#### DATA EXTRACT ####

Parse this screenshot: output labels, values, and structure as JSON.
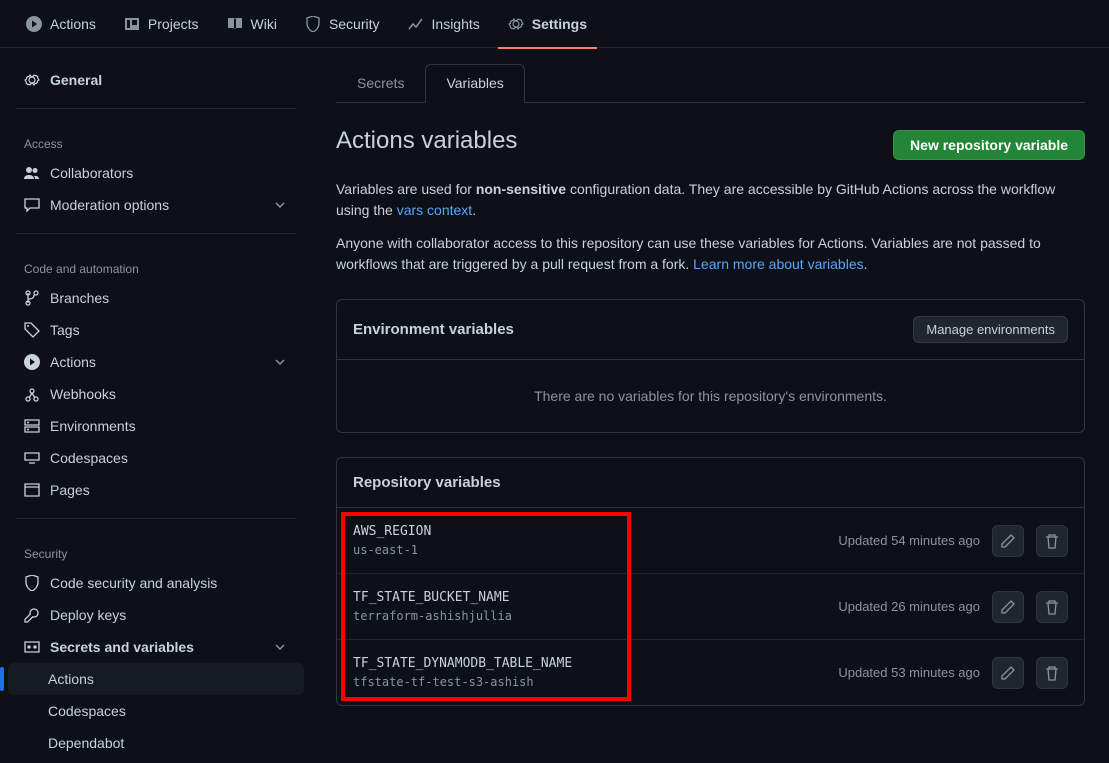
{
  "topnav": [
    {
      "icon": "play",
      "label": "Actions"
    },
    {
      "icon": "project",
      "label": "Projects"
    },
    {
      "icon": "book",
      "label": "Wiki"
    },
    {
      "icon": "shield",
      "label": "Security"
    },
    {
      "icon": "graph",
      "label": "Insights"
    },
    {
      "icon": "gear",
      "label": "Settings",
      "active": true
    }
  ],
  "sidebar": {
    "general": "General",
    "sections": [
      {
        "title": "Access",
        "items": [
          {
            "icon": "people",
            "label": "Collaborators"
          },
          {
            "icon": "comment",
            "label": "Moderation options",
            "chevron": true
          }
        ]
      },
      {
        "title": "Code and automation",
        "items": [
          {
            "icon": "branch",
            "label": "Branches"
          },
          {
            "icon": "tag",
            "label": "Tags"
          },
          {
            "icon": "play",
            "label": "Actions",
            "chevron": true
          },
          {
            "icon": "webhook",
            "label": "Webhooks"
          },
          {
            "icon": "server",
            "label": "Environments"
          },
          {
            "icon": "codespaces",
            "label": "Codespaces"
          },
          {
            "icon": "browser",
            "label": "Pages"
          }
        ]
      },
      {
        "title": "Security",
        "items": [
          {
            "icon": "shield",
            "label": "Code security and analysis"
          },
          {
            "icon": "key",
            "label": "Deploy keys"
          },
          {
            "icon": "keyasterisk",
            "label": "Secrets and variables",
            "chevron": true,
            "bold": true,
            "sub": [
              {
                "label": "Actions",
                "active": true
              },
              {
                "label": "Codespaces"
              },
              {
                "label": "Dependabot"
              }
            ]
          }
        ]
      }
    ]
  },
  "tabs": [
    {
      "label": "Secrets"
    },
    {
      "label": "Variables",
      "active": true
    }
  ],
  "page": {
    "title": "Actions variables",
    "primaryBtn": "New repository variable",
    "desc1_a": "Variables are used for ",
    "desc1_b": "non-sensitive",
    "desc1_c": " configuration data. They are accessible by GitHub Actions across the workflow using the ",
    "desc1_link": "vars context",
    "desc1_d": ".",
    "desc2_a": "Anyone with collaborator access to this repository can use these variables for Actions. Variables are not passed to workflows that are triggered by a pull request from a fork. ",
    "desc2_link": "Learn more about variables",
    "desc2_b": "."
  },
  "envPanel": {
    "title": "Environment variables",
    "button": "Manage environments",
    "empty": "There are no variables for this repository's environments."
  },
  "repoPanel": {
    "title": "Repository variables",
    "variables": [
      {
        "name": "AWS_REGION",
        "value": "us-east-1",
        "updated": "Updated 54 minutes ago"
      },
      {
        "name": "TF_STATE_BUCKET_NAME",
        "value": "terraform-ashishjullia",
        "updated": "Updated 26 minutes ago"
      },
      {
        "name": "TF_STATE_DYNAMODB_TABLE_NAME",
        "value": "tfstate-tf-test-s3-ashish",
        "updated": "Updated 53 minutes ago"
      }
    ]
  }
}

####

**WHAT THE TASK REQUIRES**
Nothing in the entries should change as you copy them, except that the pictures are left out.

**EXERCISE RESPONSE**
Parse this screenshot: output labels, values, and structure as JSON.
{
  "topnav": [
    {
      "icon": "play",
      "label": "Actions"
    },
    {
      "icon": "project",
      "label": "Projects"
    },
    {
      "icon": "book",
      "label": "Wiki"
    },
    {
      "icon": "shield",
      "label": "Security"
    },
    {
      "icon": "graph",
      "label": "Insights"
    },
    {
      "icon": "gear",
      "label": "Settings",
      "active": true
    }
  ],
  "sidebar": {
    "general": "General",
    "sections": [
      {
        "title": "Access",
        "items": [
          {
            "icon": "people",
            "label": "Collaborators"
          },
          {
            "icon": "comment",
            "label": "Moderation options",
            "chevron": true
          }
        ]
      },
      {
        "title": "Code and automation",
        "items": [
          {
            "icon": "branch",
            "label": "Branches"
          },
          {
            "icon": "tag",
            "label": "Tags"
          },
          {
            "icon": "play",
            "label": "Actions",
            "chevron": true
          },
          {
            "icon": "webhook",
            "label": "Webhooks"
          },
          {
            "icon": "server",
            "label": "Environments"
          },
          {
            "icon": "codespaces",
            "label": "Codespaces"
          },
          {
            "icon": "browser",
            "label": "Pages"
          }
        ]
      },
      {
        "title": "Security",
        "items": [
          {
            "icon": "shield",
            "label": "Code security and analysis"
          },
          {
            "icon": "key",
            "label": "Deploy keys"
          },
          {
            "icon": "keyasterisk",
            "label": "Secrets and variables",
            "chevron": true,
            "bold": true,
            "sub": [
              {
                "label": "Actions",
                "active": true
              },
              {
                "label": "Codespaces"
              },
              {
                "label": "Dependabot"
              }
            ]
          }
        ]
      }
    ]
  },
  "tabs": [
    {
      "label": "Secrets"
    },
    {
      "label": "Variables",
      "active": true
    }
  ],
  "page": {
    "title": "Actions variables",
    "primaryBtn": "New repository variable",
    "desc1_a": "Variables are used for ",
    "desc1_b": "non-sensitive",
    "desc1_c": " configuration data. They are accessible by GitHub Actions across the workflow using the ",
    "desc1_link": "vars context",
    "desc1_d": ".",
    "desc2_a": "Anyone with collaborator access to this repository can use these variables for Actions. Variables are not passed to workflows that are triggered by a pull request from a fork. ",
    "desc2_link": "Learn more about variables",
    "desc2_b": "."
  },
  "envPanel": {
    "title": "Environment variables",
    "button": "Manage environments",
    "empty": "There are no variables for this repository's environments."
  },
  "repoPanel": {
    "title": "Repository variables",
    "variables": [
      {
        "name": "AWS_REGION",
        "value": "us-east-1",
        "updated": "Updated 54 minutes ago"
      },
      {
        "name": "TF_STATE_BUCKET_NAME",
        "value": "terraform-ashishjullia",
        "updated": "Updated 26 minutes ago"
      },
      {
        "name": "TF_STATE_DYNAMODB_TABLE_NAME",
        "value": "tfstate-tf-test-s3-ashish",
        "updated": "Updated 53 minutes ago"
      }
    ]
  }
}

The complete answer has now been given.